→ Requirement
Transcribe the full listing below exactly.

## START Data for the task

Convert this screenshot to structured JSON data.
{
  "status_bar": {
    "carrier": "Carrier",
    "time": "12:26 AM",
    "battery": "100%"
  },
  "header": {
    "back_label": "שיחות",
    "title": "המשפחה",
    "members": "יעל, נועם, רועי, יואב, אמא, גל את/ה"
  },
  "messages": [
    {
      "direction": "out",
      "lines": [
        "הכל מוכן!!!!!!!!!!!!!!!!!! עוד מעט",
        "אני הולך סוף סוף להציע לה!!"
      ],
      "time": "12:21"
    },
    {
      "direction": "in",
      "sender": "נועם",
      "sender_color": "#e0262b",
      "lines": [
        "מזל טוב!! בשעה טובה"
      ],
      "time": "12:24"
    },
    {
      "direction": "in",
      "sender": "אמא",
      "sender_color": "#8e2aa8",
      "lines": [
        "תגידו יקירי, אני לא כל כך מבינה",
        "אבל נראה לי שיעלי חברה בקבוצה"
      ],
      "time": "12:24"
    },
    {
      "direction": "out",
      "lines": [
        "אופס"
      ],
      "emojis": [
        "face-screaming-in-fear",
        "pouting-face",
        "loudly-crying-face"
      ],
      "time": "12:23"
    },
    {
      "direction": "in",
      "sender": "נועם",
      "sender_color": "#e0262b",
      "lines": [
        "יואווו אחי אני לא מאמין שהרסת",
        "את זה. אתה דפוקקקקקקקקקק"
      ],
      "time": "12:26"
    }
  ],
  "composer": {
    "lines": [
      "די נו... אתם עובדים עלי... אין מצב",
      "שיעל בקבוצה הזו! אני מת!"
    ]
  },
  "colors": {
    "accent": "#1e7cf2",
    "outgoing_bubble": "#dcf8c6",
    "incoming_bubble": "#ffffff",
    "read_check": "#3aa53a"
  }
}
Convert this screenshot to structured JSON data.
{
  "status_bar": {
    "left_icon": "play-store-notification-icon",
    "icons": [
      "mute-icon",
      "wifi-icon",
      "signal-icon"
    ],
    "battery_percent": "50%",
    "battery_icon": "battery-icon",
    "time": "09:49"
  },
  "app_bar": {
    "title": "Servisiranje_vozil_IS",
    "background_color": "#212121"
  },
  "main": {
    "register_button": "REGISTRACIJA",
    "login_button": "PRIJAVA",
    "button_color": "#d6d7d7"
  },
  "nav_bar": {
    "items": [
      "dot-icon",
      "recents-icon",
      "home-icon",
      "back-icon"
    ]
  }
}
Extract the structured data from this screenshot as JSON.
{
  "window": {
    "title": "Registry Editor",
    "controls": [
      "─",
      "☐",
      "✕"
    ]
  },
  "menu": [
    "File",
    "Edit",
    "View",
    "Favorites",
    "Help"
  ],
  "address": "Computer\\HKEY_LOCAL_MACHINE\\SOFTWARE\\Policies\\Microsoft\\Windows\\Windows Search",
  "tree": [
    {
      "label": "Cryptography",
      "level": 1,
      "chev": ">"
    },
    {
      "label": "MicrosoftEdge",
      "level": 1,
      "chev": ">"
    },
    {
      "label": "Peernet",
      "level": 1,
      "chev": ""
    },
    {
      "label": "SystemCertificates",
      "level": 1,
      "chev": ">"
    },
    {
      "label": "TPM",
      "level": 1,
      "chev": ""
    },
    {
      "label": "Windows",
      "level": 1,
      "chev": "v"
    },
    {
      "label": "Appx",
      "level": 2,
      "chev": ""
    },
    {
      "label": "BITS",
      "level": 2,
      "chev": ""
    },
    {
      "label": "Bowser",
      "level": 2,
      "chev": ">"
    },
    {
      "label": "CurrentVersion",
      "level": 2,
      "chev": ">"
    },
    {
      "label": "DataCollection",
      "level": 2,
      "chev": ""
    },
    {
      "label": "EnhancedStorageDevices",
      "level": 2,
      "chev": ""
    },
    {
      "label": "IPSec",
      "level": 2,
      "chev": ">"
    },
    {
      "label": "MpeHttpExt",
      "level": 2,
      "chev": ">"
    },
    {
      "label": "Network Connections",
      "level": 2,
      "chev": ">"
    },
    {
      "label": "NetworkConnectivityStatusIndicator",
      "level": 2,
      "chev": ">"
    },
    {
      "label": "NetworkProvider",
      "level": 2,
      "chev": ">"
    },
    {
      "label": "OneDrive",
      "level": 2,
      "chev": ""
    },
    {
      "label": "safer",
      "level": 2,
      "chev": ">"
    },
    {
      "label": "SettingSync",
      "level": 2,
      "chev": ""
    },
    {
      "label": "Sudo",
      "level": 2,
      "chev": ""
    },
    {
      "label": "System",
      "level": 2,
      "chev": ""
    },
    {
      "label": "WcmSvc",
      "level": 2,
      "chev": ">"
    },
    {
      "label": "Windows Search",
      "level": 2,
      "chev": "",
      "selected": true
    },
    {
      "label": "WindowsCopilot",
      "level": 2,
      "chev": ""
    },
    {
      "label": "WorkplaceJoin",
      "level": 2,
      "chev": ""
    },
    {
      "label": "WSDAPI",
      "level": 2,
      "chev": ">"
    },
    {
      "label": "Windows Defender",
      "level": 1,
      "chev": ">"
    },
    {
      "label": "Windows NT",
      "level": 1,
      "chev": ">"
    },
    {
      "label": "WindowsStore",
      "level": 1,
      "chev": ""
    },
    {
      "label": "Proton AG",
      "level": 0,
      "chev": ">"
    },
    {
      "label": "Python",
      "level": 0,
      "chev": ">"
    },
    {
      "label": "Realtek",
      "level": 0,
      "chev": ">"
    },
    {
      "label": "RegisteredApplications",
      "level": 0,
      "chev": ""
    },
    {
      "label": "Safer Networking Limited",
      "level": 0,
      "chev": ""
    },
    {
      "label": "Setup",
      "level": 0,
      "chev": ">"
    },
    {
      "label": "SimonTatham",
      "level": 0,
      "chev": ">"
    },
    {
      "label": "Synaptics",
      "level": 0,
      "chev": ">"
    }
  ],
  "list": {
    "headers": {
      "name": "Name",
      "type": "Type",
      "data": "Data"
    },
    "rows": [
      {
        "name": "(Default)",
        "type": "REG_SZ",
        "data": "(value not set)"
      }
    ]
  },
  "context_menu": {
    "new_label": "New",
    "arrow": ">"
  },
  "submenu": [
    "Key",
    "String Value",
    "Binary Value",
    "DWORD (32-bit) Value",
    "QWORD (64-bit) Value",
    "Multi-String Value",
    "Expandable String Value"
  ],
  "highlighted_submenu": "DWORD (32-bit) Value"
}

## END Data for the task

→ Response to the exercise
Convert this screenshot to structured JSON data.
{
  "status_bar": {
    "carrier": "Carrier",
    "time": "12:26 AM",
    "battery": "100%"
  },
  "header": {
    "back_label": "שיחות",
    "title": "המשפחה",
    "members": "יעל, נועם, רועי, יואב, אמא, גל את/ה"
  },
  "messages": [
    {
      "direction": "out",
      "lines": [
        "הכל מוכן!!!!!!!!!!!!!!!!!! עוד מעט",
        "אני הולך סוף סוף להציע לה!!"
      ],
      "time": "12:21"
    },
    {
      "direction": "in",
      "sender": "נועם",
      "sender_color": "#e0262b",
      "lines": [
        "מזל טוב!! בשעה טובה"
      ],
      "time": "12:24"
    },
    {
      "direction": "in",
      "sender": "אמא",
      "sender_color": "#8e2aa8",
      "lines": [
        "תגידו יקירי, אני לא כל כך מבינה",
        "אבל נראה לי שיעלי חברה בקבוצה"
      ],
      "time": "12:24"
    },
    {
      "direction": "out",
      "lines": [
        "אופס"
      ],
      "emojis": [
        "face-screaming-in-fear",
        "pouting-face",
        "loudly-crying-face"
      ],
      "time": "12:23"
    },
    {
      "direction": "in",
      "sender": "נועם",
      "sender_color": "#e0262b",
      "lines": [
        "יואווו אחי אני לא מאמין שהרסת",
        "את זה. אתה דפוקקקקקקקקקק"
      ],
      "time": "12:26"
    }
  ],
  "composer": {
    "lines": [
      "די נו... אתם עובדים עלי... אין מצב",
      "שיעל בקבוצה הזו! אני מת!"
    ]
  },
  "colors": {
    "accent": "#1e7cf2",
    "outgoing_bubble": "#dcf8c6",
    "incoming_bubble": "#ffffff",
    "read_check": "#3aa53a"
  }
}
Convert this screenshot to structured JSON data.
{
  "status_bar": {
    "left_icon": "play-store-notification-icon",
    "icons": [
      "mute-icon",
      "wifi-icon",
      "signal-icon"
    ],
    "battery_percent": "50%",
    "battery_icon": "battery-icon",
    "time": "09:49"
  },
  "app_bar": {
    "title": "Servisiranje_vozil_IS",
    "background_color": "#212121"
  },
  "main": {
    "register_button": "REGISTRACIJA",
    "login_button": "PRIJAVA",
    "button_color": "#d6d7d7"
  },
  "nav_bar": {
    "items": [
      "dot-icon",
      "recents-icon",
      "home-icon",
      "back-icon"
    ]
  }
}
Extract the structured data from this screenshot as JSON.
{
  "window": {
    "title": "Registry Editor",
    "controls": [
      "─",
      "☐",
      "✕"
    ]
  },
  "menu": [
    "File",
    "Edit",
    "View",
    "Favorites",
    "Help"
  ],
  "address": "Computer\\HKEY_LOCAL_MACHINE\\SOFTWARE\\Policies\\Microsoft\\Windows\\Windows Search",
  "tree": [
    {
      "label": "Cryptography",
      "level": 1,
      "chev": ">"
    },
    {
      "label": "MicrosoftEdge",
      "level": 1,
      "chev": ">"
    },
    {
      "label": "Peernet",
      "level": 1,
      "chev": ""
    },
    {
      "label": "SystemCertificates",
      "level": 1,
      "chev": ">"
    },
    {
      "label": "TPM",
      "level": 1,
      "chev": ""
    },
    {
      "label": "Windows",
      "level": 1,
      "chev": "v"
    },
    {
      "label": "Appx",
      "level": 2,
      "chev": ""
    },
    {
      "label": "BITS",
      "level": 2,
      "chev": ""
    },
    {
      "label": "Bowser",
      "level": 2,
      "chev": ">"
    },
    {
      "label": "CurrentVersion",
      "level": 2,
      "chev": ">"
    },
    {
      "label": "DataCollection",
      "level": 2,
      "chev": ""
    },
    {
      "label": "EnhancedStorageDevices",
      "level": 2,
      "chev": ""
    },
    {
      "label": "IPSec",
      "level": 2,
      "chev": ">"
    },
    {
      "label": "MpeHttpExt",
      "level": 2,
      "chev": ">"
    },
    {
      "label": "Network Connections",
      "level": 2,
      "chev": ">"
    },
    {
      "label": "NetworkConnectivityStatusIndicator",
      "level": 2,
      "chev": ">"
    },
    {
      "label": "NetworkProvider",
      "level": 2,
      "chev": ">"
    },
    {
      "label": "OneDrive",
      "level": 2,
      "chev": ""
    },
    {
      "label": "safer",
      "level": 2,
      "chev": ">"
    },
    {
      "label": "SettingSync",
      "level": 2,
      "chev": ""
    },
    {
      "label": "Sudo",
      "level": 2,
      "chev": ""
    },
    {
      "label": "System",
      "level": 2,
      "chev": ""
    },
    {
      "label": "WcmSvc",
      "level": 2,
      "chev": ">"
    },
    {
      "label": "Windows Search",
      "level": 2,
      "chev": "",
      "selected": true
    },
    {
      "label": "WindowsCopilot",
      "level": 2,
      "chev": ""
    },
    {
      "label": "WorkplaceJoin",
      "level": 2,
      "chev": ""
    },
    {
      "label": "WSDAPI",
      "level": 2,
      "chev": ">"
    },
    {
      "label": "Windows Defender",
      "level": 1,
      "chev": ">"
    },
    {
      "label": "Windows NT",
      "level": 1,
      "chev": ">"
    },
    {
      "label": "WindowsStore",
      "level": 1,
      "chev": ""
    },
    {
      "label": "Proton AG",
      "level": 0,
      "chev": ">"
    },
    {
      "label": "Python",
      "level": 0,
      "chev": ">"
    },
    {
      "label": "Realtek",
      "level": 0,
      "chev": ">"
    },
    {
      "label": "RegisteredApplications",
      "level": 0,
      "chev": ""
    },
    {
      "label": "Safer Networking Limited",
      "level": 0,
      "chev": ""
    },
    {
      "label": "Setup",
      "level": 0,
      "chev": ">"
    },
    {
      "label": "SimonTatham",
      "level": 0,
      "chev": ">"
    },
    {
      "label": "Synaptics",
      "level": 0,
      "chev": ">"
    }
  ],
  "list": {
    "headers": {
      "name": "Name",
      "type": "Type",
      "data": "Data"
    },
    "rows": [
      {
        "name": "(Default)",
        "type": "REG_SZ",
        "data": "(value not set)"
      }
    ]
  },
  "context_menu": {
    "new_label": "New",
    "arrow": ">"
  },
  "submenu": [
    "Key",
    "String Value",
    "Binary Value",
    "DWORD (32-bit) Value",
    "QWORD (64-bit) Value",
    "Multi-String Value",
    "Expandable String Value"
  ],
  "highlighted_submenu": "DWORD (32-bit) Value"
}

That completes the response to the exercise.